■ Exercise description
Scan the entries below and count the lines holding the string "content". Supply only the number.

[Data entries]
----
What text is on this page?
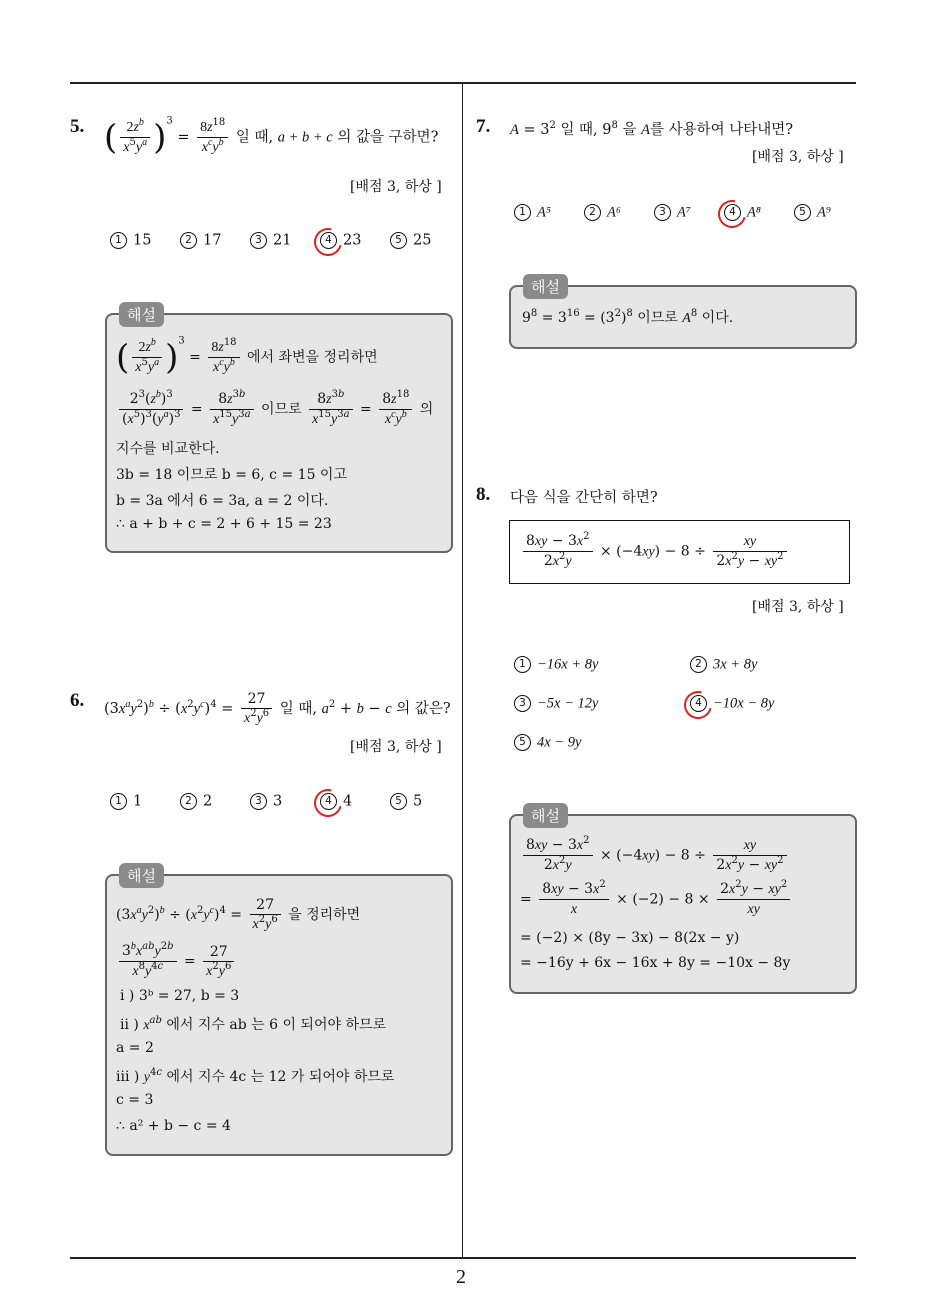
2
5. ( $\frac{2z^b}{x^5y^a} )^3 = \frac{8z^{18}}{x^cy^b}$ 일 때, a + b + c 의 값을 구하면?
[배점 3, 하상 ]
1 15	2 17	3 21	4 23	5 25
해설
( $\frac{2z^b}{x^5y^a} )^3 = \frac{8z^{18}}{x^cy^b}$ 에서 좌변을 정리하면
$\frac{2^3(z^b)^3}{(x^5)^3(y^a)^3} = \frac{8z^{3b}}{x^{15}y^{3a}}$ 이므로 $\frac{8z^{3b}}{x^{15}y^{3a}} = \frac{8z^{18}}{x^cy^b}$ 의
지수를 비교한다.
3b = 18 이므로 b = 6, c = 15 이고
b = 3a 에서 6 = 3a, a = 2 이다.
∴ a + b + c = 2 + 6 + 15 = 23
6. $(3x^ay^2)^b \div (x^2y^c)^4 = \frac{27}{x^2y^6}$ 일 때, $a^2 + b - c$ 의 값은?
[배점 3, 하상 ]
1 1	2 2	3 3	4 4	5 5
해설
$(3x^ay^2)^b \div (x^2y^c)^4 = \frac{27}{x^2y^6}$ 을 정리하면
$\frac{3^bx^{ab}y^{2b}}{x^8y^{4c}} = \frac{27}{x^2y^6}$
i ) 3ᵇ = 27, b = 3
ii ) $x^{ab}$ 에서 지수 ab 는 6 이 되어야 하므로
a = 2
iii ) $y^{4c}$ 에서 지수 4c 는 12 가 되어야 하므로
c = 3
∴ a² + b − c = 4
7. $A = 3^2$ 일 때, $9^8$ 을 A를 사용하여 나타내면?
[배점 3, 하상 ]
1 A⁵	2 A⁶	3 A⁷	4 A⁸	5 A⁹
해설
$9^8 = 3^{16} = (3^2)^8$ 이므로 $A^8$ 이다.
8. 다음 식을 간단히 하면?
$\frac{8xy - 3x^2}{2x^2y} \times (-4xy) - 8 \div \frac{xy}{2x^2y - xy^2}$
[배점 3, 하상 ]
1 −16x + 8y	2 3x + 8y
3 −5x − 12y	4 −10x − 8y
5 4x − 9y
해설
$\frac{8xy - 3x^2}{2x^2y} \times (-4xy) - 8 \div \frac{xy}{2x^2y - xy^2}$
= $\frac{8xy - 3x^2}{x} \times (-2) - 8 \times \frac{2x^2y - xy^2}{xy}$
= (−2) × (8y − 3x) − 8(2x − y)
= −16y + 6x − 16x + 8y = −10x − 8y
----
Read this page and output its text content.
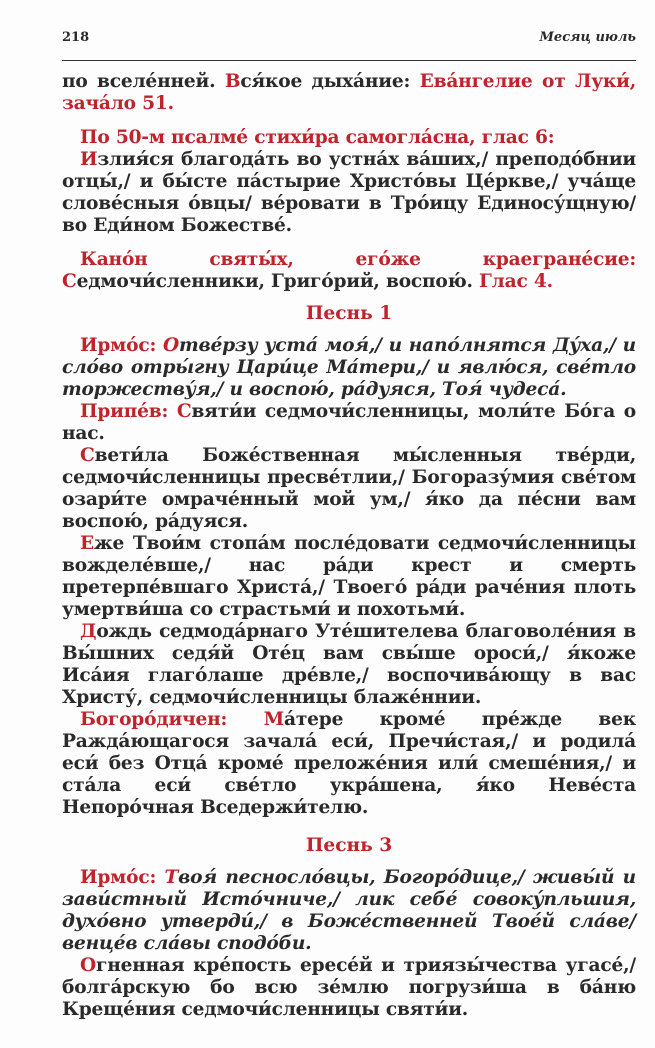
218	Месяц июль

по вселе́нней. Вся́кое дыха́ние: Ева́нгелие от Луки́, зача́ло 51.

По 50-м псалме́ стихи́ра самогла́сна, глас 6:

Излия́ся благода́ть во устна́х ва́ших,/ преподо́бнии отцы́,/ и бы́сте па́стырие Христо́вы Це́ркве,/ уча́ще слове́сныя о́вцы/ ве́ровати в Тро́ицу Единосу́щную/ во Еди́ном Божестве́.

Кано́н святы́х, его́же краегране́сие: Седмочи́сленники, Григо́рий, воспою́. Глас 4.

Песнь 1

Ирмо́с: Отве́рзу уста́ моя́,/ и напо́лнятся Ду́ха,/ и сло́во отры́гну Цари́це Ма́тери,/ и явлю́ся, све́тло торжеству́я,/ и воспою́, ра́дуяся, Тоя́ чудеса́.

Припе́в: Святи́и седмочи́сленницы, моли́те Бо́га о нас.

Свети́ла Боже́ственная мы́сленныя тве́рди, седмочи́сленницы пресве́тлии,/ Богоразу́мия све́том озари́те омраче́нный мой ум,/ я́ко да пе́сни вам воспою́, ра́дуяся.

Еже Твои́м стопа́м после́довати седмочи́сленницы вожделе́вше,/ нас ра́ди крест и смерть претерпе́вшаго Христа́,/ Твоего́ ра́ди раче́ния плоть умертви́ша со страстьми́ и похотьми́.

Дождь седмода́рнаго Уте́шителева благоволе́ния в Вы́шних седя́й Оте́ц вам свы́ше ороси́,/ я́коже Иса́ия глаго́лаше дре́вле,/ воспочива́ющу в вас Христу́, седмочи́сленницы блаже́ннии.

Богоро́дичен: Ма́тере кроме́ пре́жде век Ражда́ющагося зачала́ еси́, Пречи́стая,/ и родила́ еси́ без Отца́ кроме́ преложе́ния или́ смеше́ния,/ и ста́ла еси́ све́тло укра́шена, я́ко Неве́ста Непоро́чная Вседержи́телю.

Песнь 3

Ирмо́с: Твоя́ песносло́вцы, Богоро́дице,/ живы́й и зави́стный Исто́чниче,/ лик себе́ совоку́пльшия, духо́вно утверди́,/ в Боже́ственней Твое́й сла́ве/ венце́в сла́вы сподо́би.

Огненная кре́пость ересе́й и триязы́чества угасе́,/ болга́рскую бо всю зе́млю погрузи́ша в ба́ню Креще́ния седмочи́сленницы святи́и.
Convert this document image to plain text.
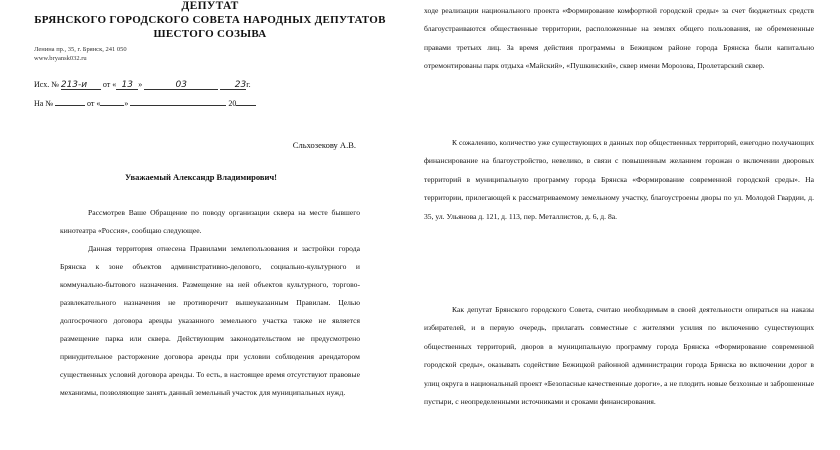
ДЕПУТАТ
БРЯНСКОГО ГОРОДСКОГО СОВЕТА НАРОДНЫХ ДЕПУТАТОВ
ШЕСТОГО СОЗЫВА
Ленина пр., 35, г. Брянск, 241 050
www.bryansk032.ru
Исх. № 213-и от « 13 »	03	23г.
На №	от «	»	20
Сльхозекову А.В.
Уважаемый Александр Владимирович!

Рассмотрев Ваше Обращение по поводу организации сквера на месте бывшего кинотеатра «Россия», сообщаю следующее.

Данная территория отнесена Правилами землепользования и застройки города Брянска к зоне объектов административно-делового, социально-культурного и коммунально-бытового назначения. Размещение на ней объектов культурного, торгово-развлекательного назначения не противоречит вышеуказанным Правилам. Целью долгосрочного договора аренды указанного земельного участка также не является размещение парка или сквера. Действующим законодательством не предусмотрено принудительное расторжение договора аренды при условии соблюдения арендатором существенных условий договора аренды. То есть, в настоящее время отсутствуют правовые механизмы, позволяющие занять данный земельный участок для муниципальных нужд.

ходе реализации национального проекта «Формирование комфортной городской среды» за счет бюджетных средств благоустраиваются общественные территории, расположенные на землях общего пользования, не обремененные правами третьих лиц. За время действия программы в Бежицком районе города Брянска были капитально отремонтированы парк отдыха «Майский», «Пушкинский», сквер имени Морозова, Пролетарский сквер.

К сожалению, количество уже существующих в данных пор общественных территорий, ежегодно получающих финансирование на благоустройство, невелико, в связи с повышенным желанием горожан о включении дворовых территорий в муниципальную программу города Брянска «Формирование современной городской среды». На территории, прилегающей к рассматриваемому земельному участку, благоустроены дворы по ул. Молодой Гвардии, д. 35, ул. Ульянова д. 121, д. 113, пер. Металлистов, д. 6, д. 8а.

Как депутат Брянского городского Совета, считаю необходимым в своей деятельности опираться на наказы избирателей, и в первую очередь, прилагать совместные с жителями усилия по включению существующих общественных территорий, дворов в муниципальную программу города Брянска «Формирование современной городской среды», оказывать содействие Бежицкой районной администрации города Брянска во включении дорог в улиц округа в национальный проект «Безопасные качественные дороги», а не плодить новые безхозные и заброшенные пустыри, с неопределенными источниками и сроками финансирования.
----
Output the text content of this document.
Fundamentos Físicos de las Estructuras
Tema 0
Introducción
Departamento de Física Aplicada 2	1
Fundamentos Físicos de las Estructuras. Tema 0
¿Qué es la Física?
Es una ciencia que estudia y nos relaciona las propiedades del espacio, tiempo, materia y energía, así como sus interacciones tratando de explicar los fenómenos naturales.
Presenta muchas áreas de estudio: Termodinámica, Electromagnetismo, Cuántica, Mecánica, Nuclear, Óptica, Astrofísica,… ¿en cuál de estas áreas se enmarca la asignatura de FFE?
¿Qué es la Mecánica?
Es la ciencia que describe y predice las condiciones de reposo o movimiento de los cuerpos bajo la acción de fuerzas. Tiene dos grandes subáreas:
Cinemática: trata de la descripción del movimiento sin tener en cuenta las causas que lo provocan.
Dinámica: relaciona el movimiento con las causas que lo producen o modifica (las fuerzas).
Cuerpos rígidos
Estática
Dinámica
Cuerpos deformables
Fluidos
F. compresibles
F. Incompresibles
----
■ Result of this task
2